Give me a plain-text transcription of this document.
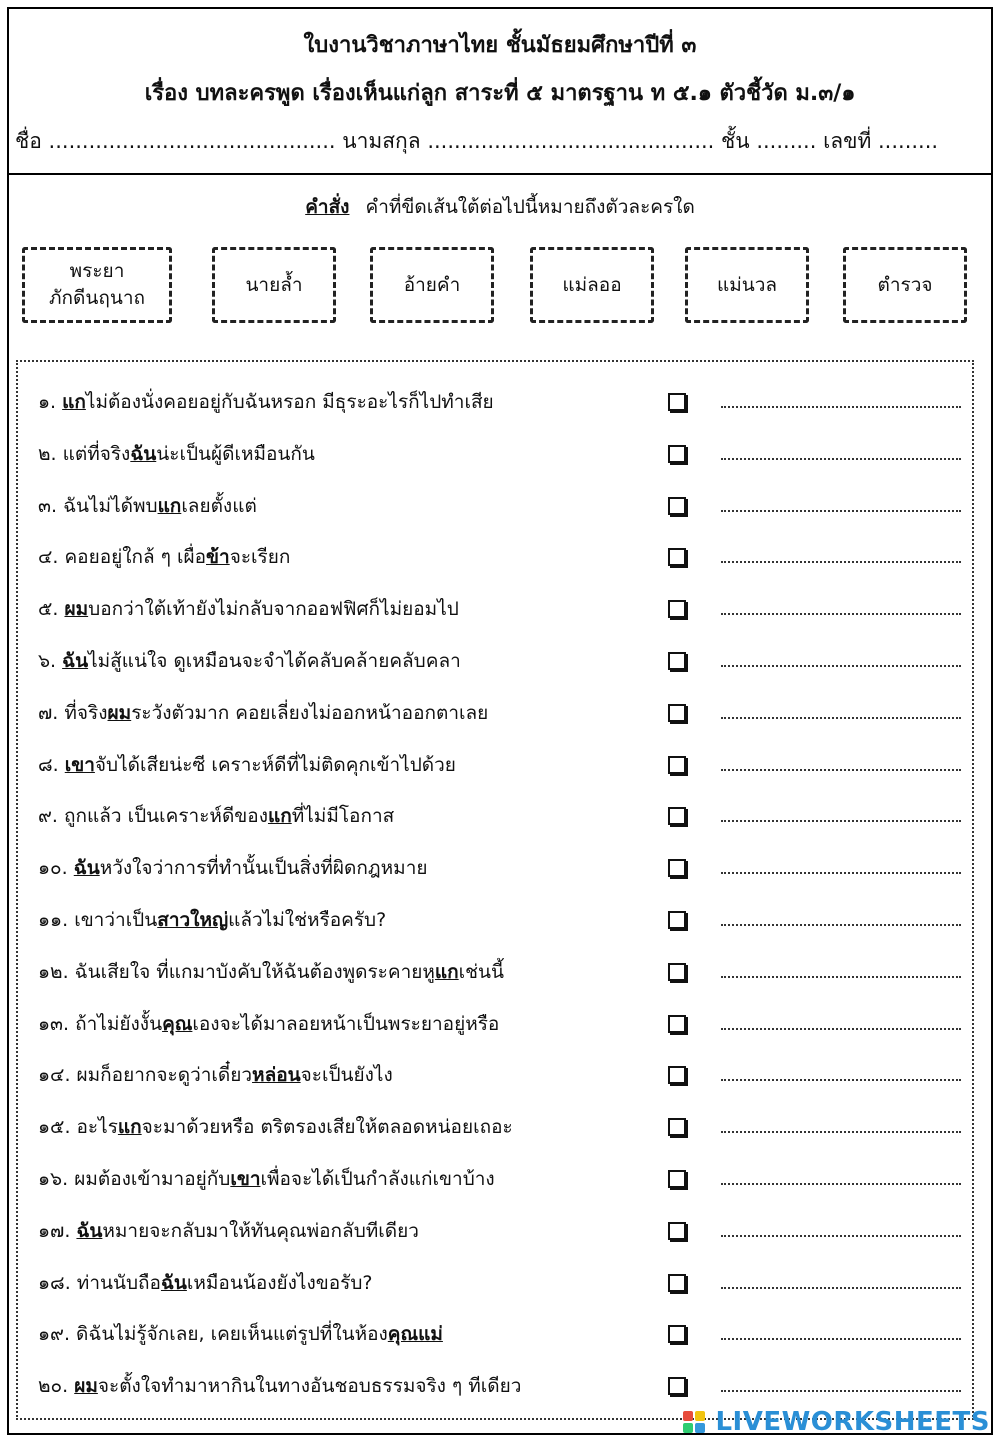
ใบงานวิชาภาษาไทย ชั้นมัธยมศึกษาปีที่ ๓
เรื่อง บทละครพูด เรื่องเห็นแก่ลูก สาระที่ ๕ มาตรฐาน ท ๕.๑ ตัวชี้วัด ม.๓/๑
ชื่อ ........................................... นามสกุล ........................................... ชั้น ......... เลขที่ .........
คำสั่ง คำที่ขีดเส้นใต้ต่อไปนี้หมายถึงตัวละครใด
พระยา
ภักดีนฤนาถ
นายล้ำ	อ้ายคำ	แม่ลออ	แม่นวล	ตำรวจ
๑. แกไม่ต้องนั่งคอยอยู่กับฉันหรอก มีธุระอะไรก็ไปทำเสีย
๒. แต่ที่จริงฉันน่ะเป็นผู้ดีเหมือนกัน
๓. ฉันไม่ได้พบแกเลยตั้งแต่
๔. คอยอยู่ใกล้ ๆ เผื่อข้าจะเรียก
๕. ผมบอกว่าใต้เท้ายังไม่กลับจากออฟฟิศก็ไม่ยอมไป
๖. ฉันไม่สู้แน่ใจ ดูเหมือนจะจำได้คลับคล้ายคลับคลา
๗. ที่จริงผมระวังตัวมาก คอยเลี่ยงไม่ออกหน้าออกตาเลย
๘. เขาจับได้เสียน่ะซี เคราะห์ดีที่ไม่ติดคุกเข้าไปด้วย
๙. ถูกแล้ว เป็นเคราะห์ดีของแกที่ไม่มีโอกาส
๑๐. ฉันหวังใจว่าการที่ทำนั้นเป็นสิ่งที่ผิดกฎหมาย
๑๑. เขาว่าเป็นสาวใหญ่แล้วไม่ใช่หรือครับ?
๑๒. ฉันเสียใจ ที่แกมาบังคับให้ฉันต้องพูดระคายหูแกเช่นนี้
๑๓. ถ้าไม่ยังงั้นคุณเองจะได้มาลอยหน้าเป็นพระยาอยู่หรือ
๑๔. ผมก็อยากจะดูว่าเดี๋ยวหล่อนจะเป็นยังไง
๑๕. อะไรแกจะมาด้วยหรือ ตริตรองเสียให้ตลอดหน่อยเถอะ
๑๖. ผมต้องเข้ามาอยู่กับเขาเพื่อจะได้เป็นกำลังแก่เขาบ้าง
๑๗. ฉันหมายจะกลับมาให้ทันคุณพ่อกลับทีเดียว
๑๘. ท่านนับถือฉันเหมือนน้องยังไงขอรับ?
๑๙. ดิฉันไม่รู้จักเลย, เคยเห็นแต่รูปที่ในห้องคุณแม่
๒๐. ผมจะตั้งใจทำมาหากินในทางอันชอบธรรมจริง ๆ ทีเดียว
LIVEWORKSHEETS
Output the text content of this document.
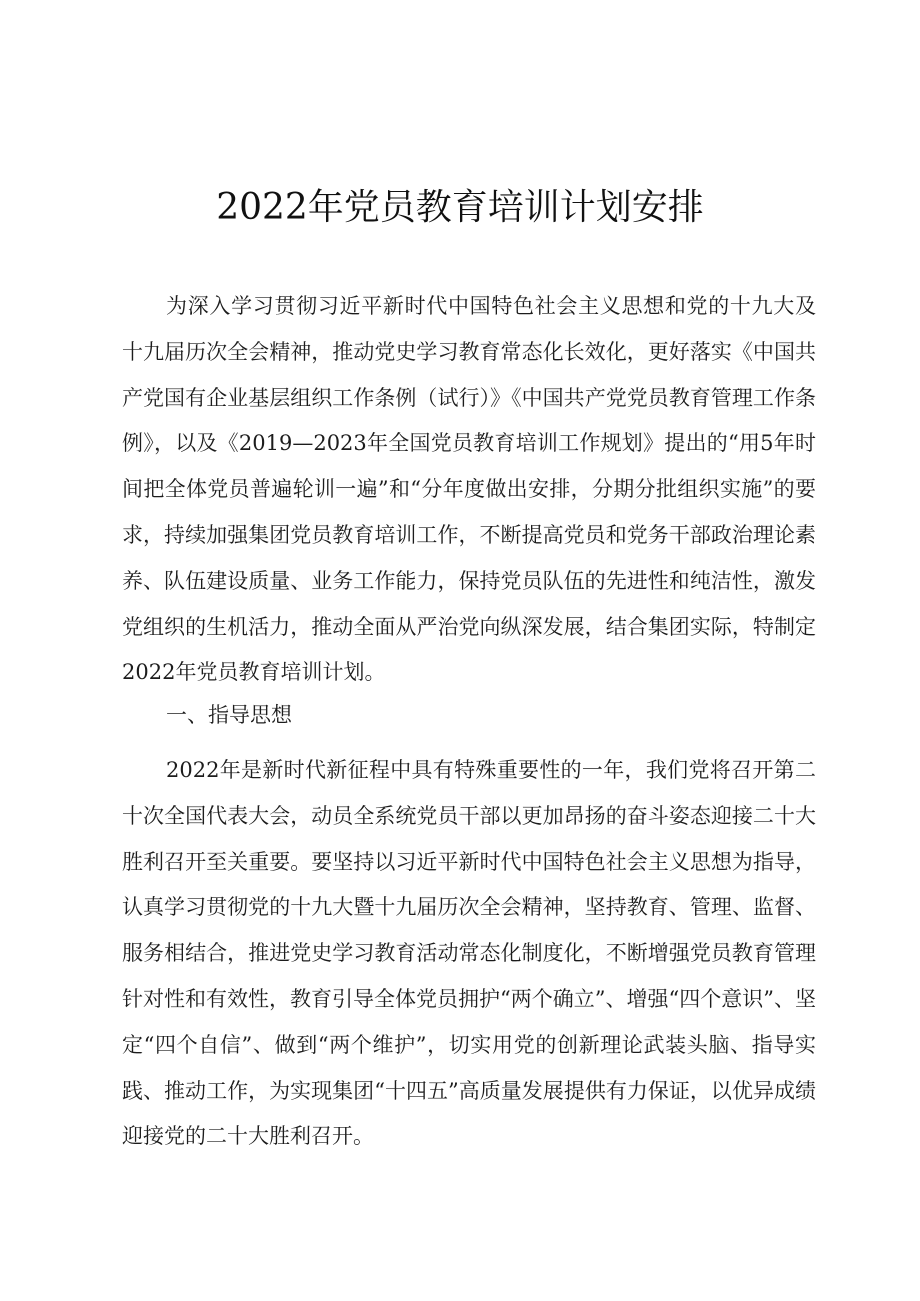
2022年党员教育培训计划安排

为深入学习贯彻习近平新时代中国特色社会主义思想和党的十九大及十九届历次全会精神，推动党史学习教育常态化长效化，更好落实《中国共产党国有企业基层组织工作条例（试行）》《中国共产党党员教育管理工作条例》，以及《2019—2023年全国党员教育培训工作规划》提出的“用5年时间把全体党员普遍轮训一遍”和“分年度做出安排，分期分批组织实施”的要求，持续加强集团党员教育培训工作，不断提高党员和党务干部政治理论素养、队伍建设质量、业务工作能力，保持党员队伍的先进性和纯洁性，激发党组织的生机活力，推动全面从严治党向纵深发展，结合集团实际，特制定2022年党员教育培训计划。

一、指导思想

2022年是新时代新征程中具有特殊重要性的一年，我们党将召开第二十次全国代表大会，动员全系统党员干部以更加昂扬的奋斗姿态迎接二十大胜利召开至关重要。要坚持以习近平新时代中国特色社会主义思想为指导，认真学习贯彻党的十九大暨十九届历次全会精神，坚持教育、管理、监督、服务相结合，推进党史学习教育活动常态化制度化，不断增强党员教育管理针对性和有效性，教育引导全体党员拥护“两个确立”、增强“四个意识”、坚定“四个自信”、做到“两个维护”，切实用党的创新理论武装头脑、指导实践、推动工作，为实现集团“十四五”高质量发展提供有力保证，以优异成绩迎接党的二十大胜利召开。
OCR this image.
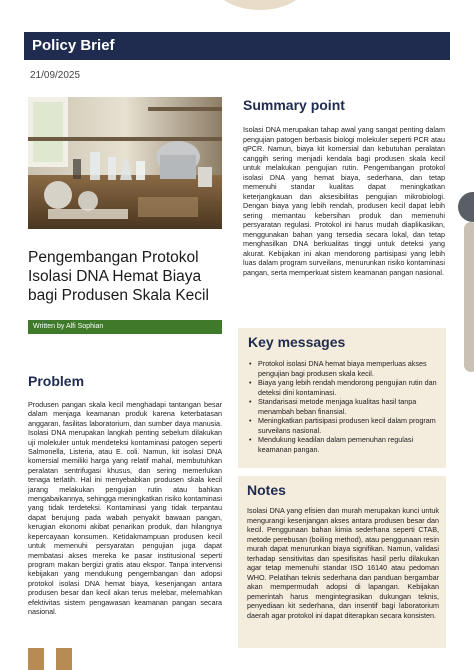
Policy Brief
21/09/2025
Pengembangan Protokol Isolasi DNA Hemat Biaya bagi Produsen Skala Kecil
Written by Alfi Sophian
Problem

Produsen pangan skala kecil menghadapi tantangan besar dalam menjaga keamanan produk karena keterbatasan anggaran, fasilitas laboratorium, dan sumber daya manusia. Isolasi DNA merupakan langkah penting sebelum dilakukan uji molekuler untuk mendeteksi kontaminasi patogen seperti Salmonella, Listeria, atau E. coli. Namun, kit isolasi DNA komersial memiliki harga yang relatif mahal, membutuhkan peralatan sentrifugasi khusus, dan sering memerlukan tenaga terlatih. Hal ini menyebabkan produsen skala kecil jarang melakukan pengujian rutin atau bahkan mengabaikannya, sehingga meningkatkan risiko kontaminasi yang tidak terdeteksi. Kontaminasi yang tidak terpantau dapat berujung pada wabah penyakit bawaan pangan, kerugian ekonomi akibat penarikan produk, dan hilangnya kepercayaan konsumen. Ketidakmampuan produsen kecil untuk memenuhi persyaratan pengujian juga dapat membatasi akses mereka ke pasar institusional seperti program makan bergizi gratis atau ekspor. Tanpa intervensi kebijakan yang mendukung pengembangan dan adopsi protokol isolasi DNA hemat biaya, kesenjangan antara produsen besar dan kecil akan terus melebar, melemahkan efektivitas sistem pengawasan keamanan pangan secara nasional.

Summary point

Isolasi DNA merupakan tahap awal yang sangat penting dalam pengujian patogen berbasis biologi molekuler seperti PCR atau qPCR. Namun, biaya kit komersial dan kebutuhan peralatan canggih sering menjadi kendala bagi produsen skala kecil untuk melakukan pengujian rutin. Pengembangan protokol isolasi DNA yang hemat biaya, sederhana, dan tetap memenuhi standar kualitas dapat meningkatkan keterjangkauan dan aksesibilitas pengujian mikrobiologi. Dengan biaya yang lebih rendah, produsen kecil dapat lebih sering memantau kebersihan produk dan memenuhi persyaratan regulasi. Protokol ini harus mudah diaplikasikan, menggunakan bahan yang tersedia secara lokal, dan tetap menghasilkan DNA berkualitas tinggi untuk deteksi yang akurat. Kebijakan ini akan mendorong partisipasi yang lebih luas dalam program surveilans, menurunkan risiko kontaminasi pangan, serta memperkuat sistem keamanan pangan nasional.

Key messages
• Protokol isolasi DNA hemat biaya memperluas akses pengujian bagi produsen skala kecil.
• Biaya yang lebih rendah mendorong pengujian rutin dan deteksi dini kontaminasi.
• Standarisasi metode menjaga kualitas hasil tanpa menambah beban finansial.
• Meningkatkan partisipasi produsen kecil dalam program surveilans nasional.
• Mendukung keadilan dalam pemenuhan regulasi keamanan pangan.
Notes

Isolasi DNA yang efisien dan murah merupakan kunci untuk mengurangi kesenjangan akses antara produsen besar dan kecil. Penggunaan bahan kimia sederhana seperti CTAB, metode perebusan (boiling method), atau penggunaan resin murah dapat menurunkan biaya signifikan. Namun, validasi terhadap sensitivitas dan spesifisitas hasil perlu dilakukan agar tetap memenuhi standar ISO 16140 atau pedoman WHO. Pelatihan teknis sederhana dan panduan bergambar akan mempermudah adopsi di lapangan. Kebijakan pemerintah harus mengintegrasikan dukungan teknis, penyediaan kit sederhana, dan insentif bagi laboratorium daerah agar protokol ini dapat diterapkan secara konsisten.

▶ [Written problem]: Search the entries for the word "this", then list each line that holds it.

▶ [Written response]:
Give me a plain-text transcription of this document.
Output the text content of this document.
OCR this image.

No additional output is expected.